--- MATERIAL ---
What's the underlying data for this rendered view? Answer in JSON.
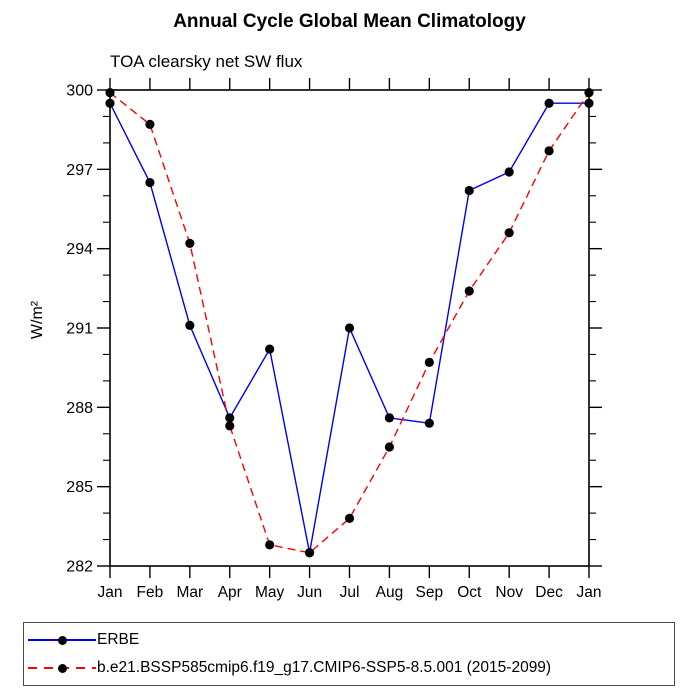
{
  "chart_data": {
    "type": "line",
    "title": "Annual Cycle Global Mean Climatology",
    "subtitle": "TOA clearsky net SW flux",
    "ylabel": "W/m²",
    "categories": [
      "Jan",
      "Feb",
      "Mar",
      "Apr",
      "May",
      "Jun",
      "Jul",
      "Aug",
      "Sep",
      "Oct",
      "Nov",
      "Dec",
      "Jan"
    ],
    "ylim": [
      282,
      300
    ],
    "ytick_major": [
      300,
      297,
      294,
      291,
      288,
      285,
      282
    ],
    "ytick_minor_step": 1,
    "grid": false,
    "legend_position": "bottom-left-box",
    "series": [
      {
        "name": "ERBE",
        "color": "#0000ee",
        "style": "solid",
        "marker": "circle",
        "marker_color": "#000000",
        "values": [
          299.5,
          296.5,
          291.1,
          287.6,
          290.2,
          282.5,
          291.0,
          287.6,
          287.4,
          296.2,
          296.9,
          299.5,
          299.5
        ]
      },
      {
        "name": "b.e21.BSSP585cmip6.f19_g17.CMIP6-SSP5-8.5.001 (2015-2099)",
        "color": "#ff0000",
        "style": "dashed",
        "marker": "circle",
        "marker_color": "#000000",
        "values": [
          299.9,
          298.7,
          294.2,
          287.3,
          282.8,
          282.5,
          283.8,
          286.5,
          289.7,
          292.4,
          294.6,
          297.7,
          299.9
        ]
      }
    ]
  }
}
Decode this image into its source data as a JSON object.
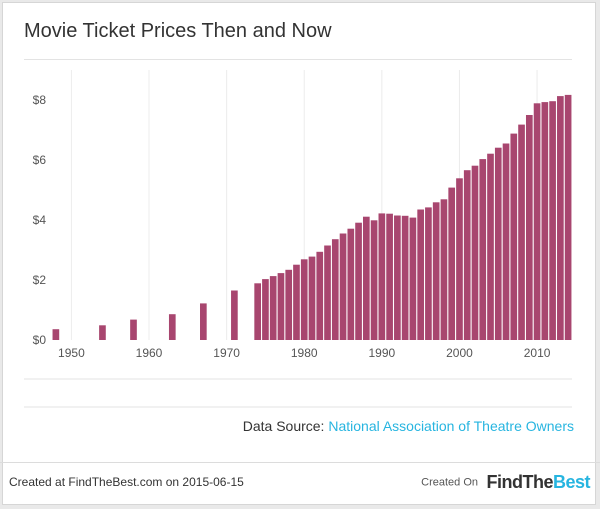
{
  "title": "Movie Ticket Prices Then and Now",
  "source": {
    "label": "Data Source:",
    "link_text": "National Association of Theatre Owners"
  },
  "footer": {
    "created_text": "Created at FindTheBest.com on 2015-06-15",
    "created_on": "Created On",
    "brand_part1": "FindThe",
    "brand_part2": "Best"
  },
  "colors": {
    "bar": "#a8466f",
    "accent": "#27b5e0",
    "grid": "#ececec"
  },
  "chart_data": {
    "type": "bar",
    "title": "Movie Ticket Prices Then and Now",
    "xlabel": "",
    "ylabel": "",
    "xlim": [
      1947.5,
      2014.5
    ],
    "ylim": [
      0,
      9
    ],
    "xticks": [
      1950,
      1960,
      1970,
      1980,
      1990,
      2000,
      2010
    ],
    "xtick_labels": [
      "1950",
      "1960",
      "1970",
      "1980",
      "1990",
      "2000",
      "2010"
    ],
    "yticks": [
      0,
      2,
      4,
      6,
      8
    ],
    "ytick_labels": [
      "$0",
      "$2",
      "$4",
      "$6",
      "$8"
    ],
    "grid": "vertical",
    "x": [
      1948,
      1954,
      1958,
      1963,
      1967,
      1971,
      1974,
      1975,
      1976,
      1977,
      1978,
      1979,
      1980,
      1981,
      1982,
      1983,
      1984,
      1985,
      1986,
      1987,
      1988,
      1989,
      1990,
      1991,
      1992,
      1993,
      1994,
      1995,
      1996,
      1997,
      1998,
      1999,
      2000,
      2001,
      2002,
      2003,
      2004,
      2005,
      2006,
      2007,
      2008,
      2009,
      2010,
      2011,
      2012,
      2013,
      2014
    ],
    "values": [
      0.36,
      0.49,
      0.68,
      0.86,
      1.22,
      1.65,
      1.89,
      2.03,
      2.13,
      2.23,
      2.34,
      2.51,
      2.69,
      2.78,
      2.94,
      3.15,
      3.36,
      3.55,
      3.71,
      3.91,
      4.11,
      3.99,
      4.22,
      4.21,
      4.15,
      4.14,
      4.08,
      4.35,
      4.42,
      4.59,
      4.69,
      5.08,
      5.39,
      5.66,
      5.81,
      6.03,
      6.21,
      6.41,
      6.55,
      6.88,
      7.18,
      7.5,
      7.89,
      7.93,
      7.96,
      8.13,
      8.17
    ]
  }
}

--- YOUR GOAL ---
Leaving out the pictures, repeat the data above exactly.

--- SOLUTION TO THE PROBLEM ---
What's the underlying data for this rendered view? Answer in JSON.
{
  "chart_data": {
    "type": "line",
    "title": "Annual Cycle Global Mean Climatology",
    "subtitle": "TOA clearsky net SW flux",
    "ylabel": "W/m²",
    "categories": [
      "Jan",
      "Feb",
      "Mar",
      "Apr",
      "May",
      "Jun",
      "Jul",
      "Aug",
      "Sep",
      "Oct",
      "Nov",
      "Dec",
      "Jan"
    ],
    "ylim": [
      282,
      300
    ],
    "ytick_major": [
      300,
      297,
      294,
      291,
      288,
      285,
      282
    ],
    "ytick_minor_step": 1,
    "grid": false,
    "legend_position": "bottom-left-box",
    "series": [
      {
        "name": "ERBE",
        "color": "#0000ee",
        "style": "solid",
        "marker": "circle",
        "marker_color": "#000000",
        "values": [
          299.5,
          296.5,
          291.1,
          287.6,
          290.2,
          282.5,
          291.0,
          287.6,
          287.4,
          296.2,
          296.9,
          299.5,
          299.5
        ]
      },
      {
        "name": "b.e21.BSSP585cmip6.f19_g17.CMIP6-SSP5-8.5.001 (2015-2099)",
        "color": "#ff0000",
        "style": "dashed",
        "marker": "circle",
        "marker_color": "#000000",
        "values": [
          299.9,
          298.7,
          294.2,
          287.3,
          282.8,
          282.5,
          283.8,
          286.5,
          289.7,
          292.4,
          294.6,
          297.7,
          299.9
        ]
      }
    ]
  }
}
Decode this image into its source data as a JSON object.
{
  "title": "Movie Ticket Prices Then and Now",
  "source": {
    "label": "Data Source:",
    "link_text": "National Association of Theatre Owners"
  },
  "footer": {
    "created_text": "Created at FindTheBest.com on 2015-06-15",
    "created_on": "Created On",
    "brand_part1": "FindThe",
    "brand_part2": "Best"
  },
  "colors": {
    "bar": "#a8466f",
    "accent": "#27b5e0",
    "grid": "#ececec"
  },
  "chart_data": {
    "type": "bar",
    "title": "Movie Ticket Prices Then and Now",
    "xlabel": "",
    "ylabel": "",
    "xlim": [
      1947.5,
      2014.5
    ],
    "ylim": [
      0,
      9
    ],
    "xticks": [
      1950,
      1960,
      1970,
      1980,
      1990,
      2000,
      2010
    ],
    "xtick_labels": [
      "1950",
      "1960",
      "1970",
      "1980",
      "1990",
      "2000",
      "2010"
    ],
    "yticks": [
      0,
      2,
      4,
      6,
      8
    ],
    "ytick_labels": [
      "$0",
      "$2",
      "$4",
      "$6",
      "$8"
    ],
    "grid": "vertical",
    "x": [
      1948,
      1954,
      1958,
      1963,
      1967,
      1971,
      1974,
      1975,
      1976,
      1977,
      1978,
      1979,
      1980,
      1981,
      1982,
      1983,
      1984,
      1985,
      1986,
      1987,
      1988,
      1989,
      1990,
      1991,
      1992,
      1993,
      1994,
      1995,
      1996,
      1997,
      1998,
      1999,
      2000,
      2001,
      2002,
      2003,
      2004,
      2005,
      2006,
      2007,
      2008,
      2009,
      2010,
      2011,
      2012,
      2013,
      2014
    ],
    "values": [
      0.36,
      0.49,
      0.68,
      0.86,
      1.22,
      1.65,
      1.89,
      2.03,
      2.13,
      2.23,
      2.34,
      2.51,
      2.69,
      2.78,
      2.94,
      3.15,
      3.36,
      3.55,
      3.71,
      3.91,
      4.11,
      3.99,
      4.22,
      4.21,
      4.15,
      4.14,
      4.08,
      4.35,
      4.42,
      4.59,
      4.69,
      5.08,
      5.39,
      5.66,
      5.81,
      6.03,
      6.21,
      6.41,
      6.55,
      6.88,
      7.18,
      7.5,
      7.89,
      7.93,
      7.96,
      8.13,
      8.17
    ]
  }
}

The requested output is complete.